How many lines in the records below contain the word "изложить"? Answer with the number alone.

Stored items:
....................

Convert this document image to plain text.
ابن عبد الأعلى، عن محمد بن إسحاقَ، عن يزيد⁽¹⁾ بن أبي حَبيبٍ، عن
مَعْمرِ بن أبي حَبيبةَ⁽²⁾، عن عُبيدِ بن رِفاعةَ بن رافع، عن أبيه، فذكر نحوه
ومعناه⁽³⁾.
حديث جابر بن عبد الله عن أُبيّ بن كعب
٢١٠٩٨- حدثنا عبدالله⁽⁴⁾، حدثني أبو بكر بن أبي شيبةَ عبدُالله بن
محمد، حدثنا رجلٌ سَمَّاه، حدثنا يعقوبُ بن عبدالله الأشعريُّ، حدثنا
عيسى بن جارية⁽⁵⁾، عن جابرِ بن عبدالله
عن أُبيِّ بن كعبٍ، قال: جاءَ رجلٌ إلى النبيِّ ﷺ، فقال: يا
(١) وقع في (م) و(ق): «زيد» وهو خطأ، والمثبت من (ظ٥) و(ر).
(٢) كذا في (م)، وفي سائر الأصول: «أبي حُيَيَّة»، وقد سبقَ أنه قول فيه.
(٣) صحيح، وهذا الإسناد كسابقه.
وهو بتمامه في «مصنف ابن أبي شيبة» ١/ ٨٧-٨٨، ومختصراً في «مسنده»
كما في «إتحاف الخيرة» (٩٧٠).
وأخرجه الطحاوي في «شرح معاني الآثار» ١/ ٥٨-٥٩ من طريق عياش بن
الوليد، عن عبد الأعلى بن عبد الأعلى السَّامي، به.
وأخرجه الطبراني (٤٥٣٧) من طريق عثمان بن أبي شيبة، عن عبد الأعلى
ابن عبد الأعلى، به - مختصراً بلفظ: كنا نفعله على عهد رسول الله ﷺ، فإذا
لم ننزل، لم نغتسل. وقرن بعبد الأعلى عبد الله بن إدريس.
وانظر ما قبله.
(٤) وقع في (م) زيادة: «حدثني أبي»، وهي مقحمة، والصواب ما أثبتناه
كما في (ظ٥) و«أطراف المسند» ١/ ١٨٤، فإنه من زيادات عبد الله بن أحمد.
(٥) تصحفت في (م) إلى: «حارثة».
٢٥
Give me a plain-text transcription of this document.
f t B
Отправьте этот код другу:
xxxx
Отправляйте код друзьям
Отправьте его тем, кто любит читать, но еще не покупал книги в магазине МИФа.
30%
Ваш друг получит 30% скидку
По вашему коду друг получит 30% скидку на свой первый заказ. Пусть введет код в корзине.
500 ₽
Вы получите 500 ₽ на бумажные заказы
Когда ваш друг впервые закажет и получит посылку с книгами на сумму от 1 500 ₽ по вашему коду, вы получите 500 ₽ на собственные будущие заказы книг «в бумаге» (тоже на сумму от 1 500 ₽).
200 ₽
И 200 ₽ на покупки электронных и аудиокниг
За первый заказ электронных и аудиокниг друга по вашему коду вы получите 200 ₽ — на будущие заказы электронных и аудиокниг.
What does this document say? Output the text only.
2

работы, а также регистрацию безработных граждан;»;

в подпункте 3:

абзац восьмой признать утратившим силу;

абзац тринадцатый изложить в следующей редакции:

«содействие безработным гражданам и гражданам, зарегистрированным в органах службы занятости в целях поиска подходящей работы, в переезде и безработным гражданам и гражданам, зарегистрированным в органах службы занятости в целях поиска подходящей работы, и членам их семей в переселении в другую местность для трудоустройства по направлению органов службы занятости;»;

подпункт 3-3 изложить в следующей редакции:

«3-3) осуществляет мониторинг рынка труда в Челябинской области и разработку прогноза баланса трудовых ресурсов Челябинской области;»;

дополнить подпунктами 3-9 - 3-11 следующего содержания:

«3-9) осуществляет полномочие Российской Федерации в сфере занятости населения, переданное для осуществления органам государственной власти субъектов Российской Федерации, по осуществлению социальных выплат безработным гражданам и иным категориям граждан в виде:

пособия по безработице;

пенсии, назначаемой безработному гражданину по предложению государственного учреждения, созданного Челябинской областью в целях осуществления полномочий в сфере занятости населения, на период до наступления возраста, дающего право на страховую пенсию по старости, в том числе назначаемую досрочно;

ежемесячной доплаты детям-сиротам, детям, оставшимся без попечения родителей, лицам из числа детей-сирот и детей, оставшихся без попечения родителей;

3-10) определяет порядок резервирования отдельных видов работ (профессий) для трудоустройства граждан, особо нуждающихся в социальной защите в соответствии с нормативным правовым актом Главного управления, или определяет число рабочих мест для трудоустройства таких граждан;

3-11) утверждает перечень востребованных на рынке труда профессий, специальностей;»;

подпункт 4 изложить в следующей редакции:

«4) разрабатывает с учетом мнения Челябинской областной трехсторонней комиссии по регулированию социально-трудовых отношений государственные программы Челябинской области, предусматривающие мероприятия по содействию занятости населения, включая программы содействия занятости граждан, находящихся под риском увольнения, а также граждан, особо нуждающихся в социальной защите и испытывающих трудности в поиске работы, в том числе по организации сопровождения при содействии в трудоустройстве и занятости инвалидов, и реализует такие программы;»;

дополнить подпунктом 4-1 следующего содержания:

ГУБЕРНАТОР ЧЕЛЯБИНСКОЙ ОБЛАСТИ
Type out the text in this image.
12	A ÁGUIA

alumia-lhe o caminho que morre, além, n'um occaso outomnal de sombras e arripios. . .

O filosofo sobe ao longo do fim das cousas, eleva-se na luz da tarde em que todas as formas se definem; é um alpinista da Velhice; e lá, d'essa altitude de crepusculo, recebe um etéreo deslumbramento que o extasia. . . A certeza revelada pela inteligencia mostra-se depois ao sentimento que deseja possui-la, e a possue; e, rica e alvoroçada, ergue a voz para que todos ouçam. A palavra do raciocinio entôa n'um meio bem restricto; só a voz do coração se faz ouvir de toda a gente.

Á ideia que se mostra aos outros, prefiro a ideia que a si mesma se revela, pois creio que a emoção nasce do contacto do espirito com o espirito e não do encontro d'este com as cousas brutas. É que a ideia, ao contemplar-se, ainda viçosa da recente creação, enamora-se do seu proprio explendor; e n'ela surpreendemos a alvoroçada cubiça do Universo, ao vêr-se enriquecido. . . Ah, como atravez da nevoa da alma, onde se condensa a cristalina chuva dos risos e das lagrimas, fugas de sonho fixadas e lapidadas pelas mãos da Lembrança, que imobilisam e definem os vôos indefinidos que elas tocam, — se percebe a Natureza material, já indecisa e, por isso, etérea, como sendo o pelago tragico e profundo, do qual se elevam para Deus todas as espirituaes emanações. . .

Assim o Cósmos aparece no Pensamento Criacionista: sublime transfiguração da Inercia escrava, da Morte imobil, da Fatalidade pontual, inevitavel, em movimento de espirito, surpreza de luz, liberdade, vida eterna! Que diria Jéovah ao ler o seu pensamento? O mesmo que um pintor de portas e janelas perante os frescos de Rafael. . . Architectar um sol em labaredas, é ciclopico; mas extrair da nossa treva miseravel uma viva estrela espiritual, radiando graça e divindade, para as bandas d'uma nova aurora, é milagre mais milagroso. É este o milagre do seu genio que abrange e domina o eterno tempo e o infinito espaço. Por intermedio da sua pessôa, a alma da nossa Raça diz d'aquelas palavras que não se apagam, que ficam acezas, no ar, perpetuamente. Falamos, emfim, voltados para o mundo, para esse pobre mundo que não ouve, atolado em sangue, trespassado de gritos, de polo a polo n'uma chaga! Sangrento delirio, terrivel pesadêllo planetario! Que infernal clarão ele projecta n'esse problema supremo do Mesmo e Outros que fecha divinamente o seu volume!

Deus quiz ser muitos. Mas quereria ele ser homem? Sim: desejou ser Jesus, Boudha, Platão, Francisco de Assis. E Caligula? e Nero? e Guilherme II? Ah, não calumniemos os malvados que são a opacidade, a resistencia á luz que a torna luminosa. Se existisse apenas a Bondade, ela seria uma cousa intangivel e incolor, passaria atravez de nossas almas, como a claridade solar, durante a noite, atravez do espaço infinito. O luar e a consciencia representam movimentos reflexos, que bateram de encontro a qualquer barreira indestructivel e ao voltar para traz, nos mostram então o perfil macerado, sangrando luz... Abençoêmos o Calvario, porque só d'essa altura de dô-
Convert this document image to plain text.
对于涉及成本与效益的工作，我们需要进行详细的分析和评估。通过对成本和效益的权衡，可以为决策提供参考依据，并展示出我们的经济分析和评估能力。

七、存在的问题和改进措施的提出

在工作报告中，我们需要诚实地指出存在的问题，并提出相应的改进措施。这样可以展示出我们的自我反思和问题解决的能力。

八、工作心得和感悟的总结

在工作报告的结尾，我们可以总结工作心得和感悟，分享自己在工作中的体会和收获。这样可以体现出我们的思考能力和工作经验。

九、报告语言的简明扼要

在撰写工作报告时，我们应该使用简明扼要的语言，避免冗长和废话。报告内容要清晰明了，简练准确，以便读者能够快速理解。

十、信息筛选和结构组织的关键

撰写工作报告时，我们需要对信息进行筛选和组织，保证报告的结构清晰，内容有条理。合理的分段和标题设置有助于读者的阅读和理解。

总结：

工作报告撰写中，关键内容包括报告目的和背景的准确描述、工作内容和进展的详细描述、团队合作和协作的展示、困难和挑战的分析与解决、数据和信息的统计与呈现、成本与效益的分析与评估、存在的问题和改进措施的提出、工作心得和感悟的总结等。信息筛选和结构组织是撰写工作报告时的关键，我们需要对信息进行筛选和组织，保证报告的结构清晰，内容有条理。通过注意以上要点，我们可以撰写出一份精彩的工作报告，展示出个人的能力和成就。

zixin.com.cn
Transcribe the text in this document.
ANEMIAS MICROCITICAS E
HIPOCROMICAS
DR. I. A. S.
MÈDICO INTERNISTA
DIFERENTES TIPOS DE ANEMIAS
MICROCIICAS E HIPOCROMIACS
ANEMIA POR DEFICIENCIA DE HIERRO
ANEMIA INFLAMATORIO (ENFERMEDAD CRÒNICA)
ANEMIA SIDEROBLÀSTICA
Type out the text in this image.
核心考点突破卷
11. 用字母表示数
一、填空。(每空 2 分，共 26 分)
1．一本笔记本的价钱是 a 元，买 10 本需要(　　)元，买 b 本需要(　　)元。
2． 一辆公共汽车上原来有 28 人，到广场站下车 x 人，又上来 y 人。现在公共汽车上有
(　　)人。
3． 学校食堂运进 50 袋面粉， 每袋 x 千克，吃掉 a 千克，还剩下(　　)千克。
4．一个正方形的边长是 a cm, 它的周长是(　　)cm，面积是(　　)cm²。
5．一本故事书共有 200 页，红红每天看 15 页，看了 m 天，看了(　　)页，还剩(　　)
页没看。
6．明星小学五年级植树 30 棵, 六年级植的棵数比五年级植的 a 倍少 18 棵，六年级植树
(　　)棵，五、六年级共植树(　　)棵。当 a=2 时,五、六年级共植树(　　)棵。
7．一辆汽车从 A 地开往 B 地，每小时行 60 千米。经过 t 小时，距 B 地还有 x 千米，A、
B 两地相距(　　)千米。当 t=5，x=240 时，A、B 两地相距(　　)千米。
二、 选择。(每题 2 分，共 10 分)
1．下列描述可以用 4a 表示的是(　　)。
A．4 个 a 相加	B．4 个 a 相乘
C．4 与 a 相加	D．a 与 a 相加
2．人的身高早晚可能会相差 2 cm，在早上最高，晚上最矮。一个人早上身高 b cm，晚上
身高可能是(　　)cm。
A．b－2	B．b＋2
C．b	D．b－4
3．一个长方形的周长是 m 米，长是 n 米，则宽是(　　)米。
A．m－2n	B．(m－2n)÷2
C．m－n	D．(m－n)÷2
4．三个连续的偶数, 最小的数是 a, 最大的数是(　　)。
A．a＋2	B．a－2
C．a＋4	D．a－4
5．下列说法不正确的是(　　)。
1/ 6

....................

### RESPONSE
3